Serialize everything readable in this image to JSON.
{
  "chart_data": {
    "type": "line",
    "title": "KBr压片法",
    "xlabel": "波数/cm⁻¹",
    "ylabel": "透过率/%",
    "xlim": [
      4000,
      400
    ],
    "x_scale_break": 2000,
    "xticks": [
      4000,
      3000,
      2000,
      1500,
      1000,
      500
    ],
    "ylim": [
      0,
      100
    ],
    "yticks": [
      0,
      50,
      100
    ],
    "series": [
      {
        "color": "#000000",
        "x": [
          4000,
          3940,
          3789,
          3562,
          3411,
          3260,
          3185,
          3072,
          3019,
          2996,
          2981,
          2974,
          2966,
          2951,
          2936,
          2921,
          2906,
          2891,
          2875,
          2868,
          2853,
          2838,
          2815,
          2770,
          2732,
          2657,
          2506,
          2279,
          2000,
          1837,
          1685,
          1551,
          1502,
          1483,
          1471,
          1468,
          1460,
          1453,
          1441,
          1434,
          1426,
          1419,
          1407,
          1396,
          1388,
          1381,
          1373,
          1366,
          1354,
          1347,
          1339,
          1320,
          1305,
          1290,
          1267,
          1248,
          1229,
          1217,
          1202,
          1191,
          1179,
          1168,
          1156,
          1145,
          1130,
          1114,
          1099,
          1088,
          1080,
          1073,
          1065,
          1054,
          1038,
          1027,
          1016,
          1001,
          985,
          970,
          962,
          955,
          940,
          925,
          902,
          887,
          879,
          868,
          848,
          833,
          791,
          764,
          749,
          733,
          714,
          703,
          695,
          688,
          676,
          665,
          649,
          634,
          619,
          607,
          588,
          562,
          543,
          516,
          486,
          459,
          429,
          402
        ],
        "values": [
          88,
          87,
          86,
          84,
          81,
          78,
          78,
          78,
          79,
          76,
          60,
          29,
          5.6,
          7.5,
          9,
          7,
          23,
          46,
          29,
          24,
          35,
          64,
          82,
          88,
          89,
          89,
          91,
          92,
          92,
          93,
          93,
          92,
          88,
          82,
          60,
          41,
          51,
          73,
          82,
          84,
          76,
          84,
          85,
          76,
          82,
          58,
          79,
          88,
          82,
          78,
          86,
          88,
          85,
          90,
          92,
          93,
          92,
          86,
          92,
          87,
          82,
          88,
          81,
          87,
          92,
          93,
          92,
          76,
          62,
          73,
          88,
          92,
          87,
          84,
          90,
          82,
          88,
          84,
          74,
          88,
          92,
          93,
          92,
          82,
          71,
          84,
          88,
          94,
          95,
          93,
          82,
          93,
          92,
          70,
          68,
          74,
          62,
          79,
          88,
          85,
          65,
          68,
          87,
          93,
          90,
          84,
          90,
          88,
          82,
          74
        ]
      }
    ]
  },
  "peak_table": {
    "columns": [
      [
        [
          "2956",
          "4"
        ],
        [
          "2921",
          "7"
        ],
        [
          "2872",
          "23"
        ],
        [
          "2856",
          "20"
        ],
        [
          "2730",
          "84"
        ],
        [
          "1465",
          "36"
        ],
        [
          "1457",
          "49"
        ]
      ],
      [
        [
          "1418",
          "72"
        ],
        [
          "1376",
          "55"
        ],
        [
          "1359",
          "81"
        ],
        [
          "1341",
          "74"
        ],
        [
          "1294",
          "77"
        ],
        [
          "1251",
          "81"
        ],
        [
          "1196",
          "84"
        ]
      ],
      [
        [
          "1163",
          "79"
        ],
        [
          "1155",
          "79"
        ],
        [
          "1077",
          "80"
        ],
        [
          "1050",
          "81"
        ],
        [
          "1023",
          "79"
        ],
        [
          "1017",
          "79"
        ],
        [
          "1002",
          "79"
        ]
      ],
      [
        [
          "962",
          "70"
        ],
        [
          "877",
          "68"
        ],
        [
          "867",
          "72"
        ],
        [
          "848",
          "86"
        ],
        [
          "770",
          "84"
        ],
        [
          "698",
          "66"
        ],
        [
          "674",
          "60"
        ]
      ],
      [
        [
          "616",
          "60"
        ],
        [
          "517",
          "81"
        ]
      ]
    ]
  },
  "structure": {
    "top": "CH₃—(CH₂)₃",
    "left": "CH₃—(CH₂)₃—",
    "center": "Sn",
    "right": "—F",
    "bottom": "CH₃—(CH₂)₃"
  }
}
^^^^^^^^
OBJECTIVE:
Retype the whole listing, matching it exactly.

WRITTEN SOLUTION:
Serialize everything readable in this image to JSON.
{
  "chart_data": {
    "type": "line",
    "title": "KBr压片法",
    "xlabel": "波数/cm⁻¹",
    "ylabel": "透过率/%",
    "xlim": [
      4000,
      400
    ],
    "x_scale_break": 2000,
    "xticks": [
      4000,
      3000,
      2000,
      1500,
      1000,
      500
    ],
    "ylim": [
      0,
      100
    ],
    "yticks": [
      0,
      50,
      100
    ],
    "series": [
      {
        "color": "#000000",
        "x": [
          4000,
          3940,
          3789,
          3562,
          3411,
          3260,
          3185,
          3072,
          3019,
          2996,
          2981,
          2974,
          2966,
          2951,
          2936,
          2921,
          2906,
          2891,
          2875,
          2868,
          2853,
          2838,
          2815,
          2770,
          2732,
          2657,
          2506,
          2279,
          2000,
          1837,
          1685,
          1551,
          1502,
          1483,
          1471,
          1468,
          1460,
          1453,
          1441,
          1434,
          1426,
          1419,
          1407,
          1396,
          1388,
          1381,
          1373,
          1366,
          1354,
          1347,
          1339,
          1320,
          1305,
          1290,
          1267,
          1248,
          1229,
          1217,
          1202,
          1191,
          1179,
          1168,
          1156,
          1145,
          1130,
          1114,
          1099,
          1088,
          1080,
          1073,
          1065,
          1054,
          1038,
          1027,
          1016,
          1001,
          985,
          970,
          962,
          955,
          940,
          925,
          902,
          887,
          879,
          868,
          848,
          833,
          791,
          764,
          749,
          733,
          714,
          703,
          695,
          688,
          676,
          665,
          649,
          634,
          619,
          607,
          588,
          562,
          543,
          516,
          486,
          459,
          429,
          402
        ],
        "values": [
          88,
          87,
          86,
          84,
          81,
          78,
          78,
          78,
          79,
          76,
          60,
          29,
          5.6,
          7.5,
          9,
          7,
          23,
          46,
          29,
          24,
          35,
          64,
          82,
          88,
          89,
          89,
          91,
          92,
          92,
          93,
          93,
          92,
          88,
          82,
          60,
          41,
          51,
          73,
          82,
          84,
          76,
          84,
          85,
          76,
          82,
          58,
          79,
          88,
          82,
          78,
          86,
          88,
          85,
          90,
          92,
          93,
          92,
          86,
          92,
          87,
          82,
          88,
          81,
          87,
          92,
          93,
          92,
          76,
          62,
          73,
          88,
          92,
          87,
          84,
          90,
          82,
          88,
          84,
          74,
          88,
          92,
          93,
          92,
          82,
          71,
          84,
          88,
          94,
          95,
          93,
          82,
          93,
          92,
          70,
          68,
          74,
          62,
          79,
          88,
          85,
          65,
          68,
          87,
          93,
          90,
          84,
          90,
          88,
          82,
          74
        ]
      }
    ]
  },
  "peak_table": {
    "columns": [
      [
        [
          "2956",
          "4"
        ],
        [
          "2921",
          "7"
        ],
        [
          "2872",
          "23"
        ],
        [
          "2856",
          "20"
        ],
        [
          "2730",
          "84"
        ],
        [
          "1465",
          "36"
        ],
        [
          "1457",
          "49"
        ]
      ],
      [
        [
          "1418",
          "72"
        ],
        [
          "1376",
          "55"
        ],
        [
          "1359",
          "81"
        ],
        [
          "1341",
          "74"
        ],
        [
          "1294",
          "77"
        ],
        [
          "1251",
          "81"
        ],
        [
          "1196",
          "84"
        ]
      ],
      [
        [
          "1163",
          "79"
        ],
        [
          "1155",
          "79"
        ],
        [
          "1077",
          "80"
        ],
        [
          "1050",
          "81"
        ],
        [
          "1023",
          "79"
        ],
        [
          "1017",
          "79"
        ],
        [
          "1002",
          "79"
        ]
      ],
      [
        [
          "962",
          "70"
        ],
        [
          "877",
          "68"
        ],
        [
          "867",
          "72"
        ],
        [
          "848",
          "86"
        ],
        [
          "770",
          "84"
        ],
        [
          "698",
          "66"
        ],
        [
          "674",
          "60"
        ]
      ],
      [
        [
          "616",
          "60"
        ],
        [
          "517",
          "81"
        ]
      ]
    ]
  },
  "structure": {
    "top": "CH₃—(CH₂)₃",
    "left": "CH₃—(CH₂)₃—",
    "center": "Sn",
    "right": "—F",
    "bottom": "CH₃—(CH₂)₃"
  }
}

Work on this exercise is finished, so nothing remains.